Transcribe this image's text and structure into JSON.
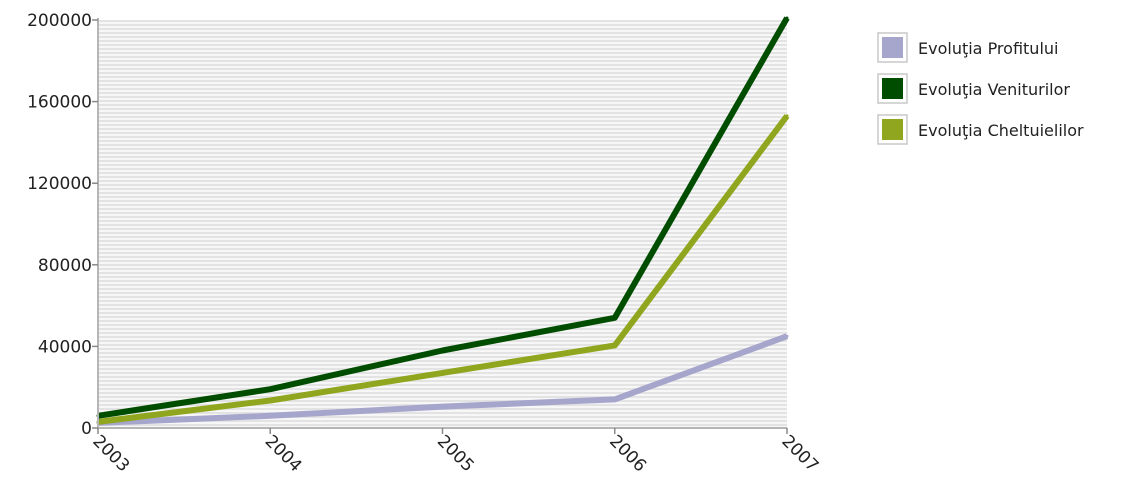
{
  "chart_data": {
    "type": "line",
    "categories": [
      "2003",
      "2004",
      "2005",
      "2006",
      "2007"
    ],
    "ylim": [
      0,
      200000
    ],
    "yticks": [
      0,
      40000,
      80000,
      120000,
      160000,
      200000
    ],
    "grid": "horizontal",
    "legend_position": "right",
    "series": [
      {
        "name": "Evoluţia Profitului",
        "color": "#a6a6cc",
        "values": [
          2500,
          6000,
          10500,
          14000,
          45000
        ]
      },
      {
        "name": "Evoluţia Veniturilor",
        "color": "#004d00",
        "values": [
          6000,
          19000,
          38000,
          54000,
          201000
        ]
      },
      {
        "name": "Evoluţia Cheltuielilor",
        "color": "#8fa61e",
        "values": [
          3000,
          13500,
          27000,
          40500,
          153000
        ]
      }
    ]
  }
}
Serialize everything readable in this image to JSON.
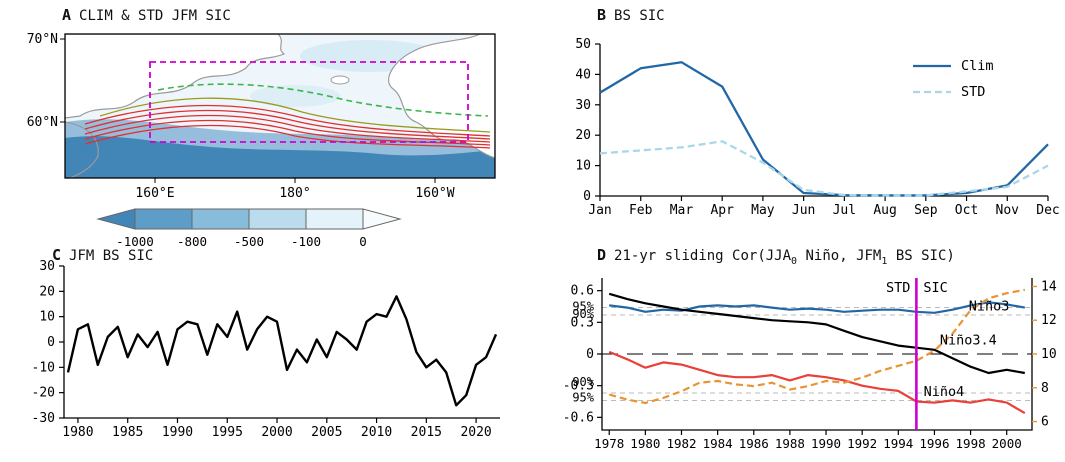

━━━

→ Objective
Omit the pictures and give the material again, exactly and in full.

→ Result of this task
Transcribe this image's text and structure into JSON.
{
  "chart_data": {
    "type": "line",
    "categories": [
      "2003",
      "2004",
      "2005",
      "2006",
      "2007"
    ],
    "ylim": [
      0,
      200000
    ],
    "yticks": [
      0,
      40000,
      80000,
      120000,
      160000,
      200000
    ],
    "grid": "horizontal",
    "legend_position": "right",
    "series": [
      {
        "name": "Evoluţia Profitului",
        "color": "#a6a6cc",
        "values": [
          2500,
          6000,
          10500,
          14000,
          45000
        ]
      },
      {
        "name": "Evoluţia Veniturilor",
        "color": "#004d00",
        "values": [
          6000,
          19000,
          38000,
          54000,
          201000
        ]
      },
      {
        "name": "Evoluţia Cheltuielilor",
        "color": "#8fa61e",
        "values": [
          3000,
          13500,
          27000,
          40500,
          153000
        ]
      }
    ]
  }
}
Serialize everything readable in this image to JSON.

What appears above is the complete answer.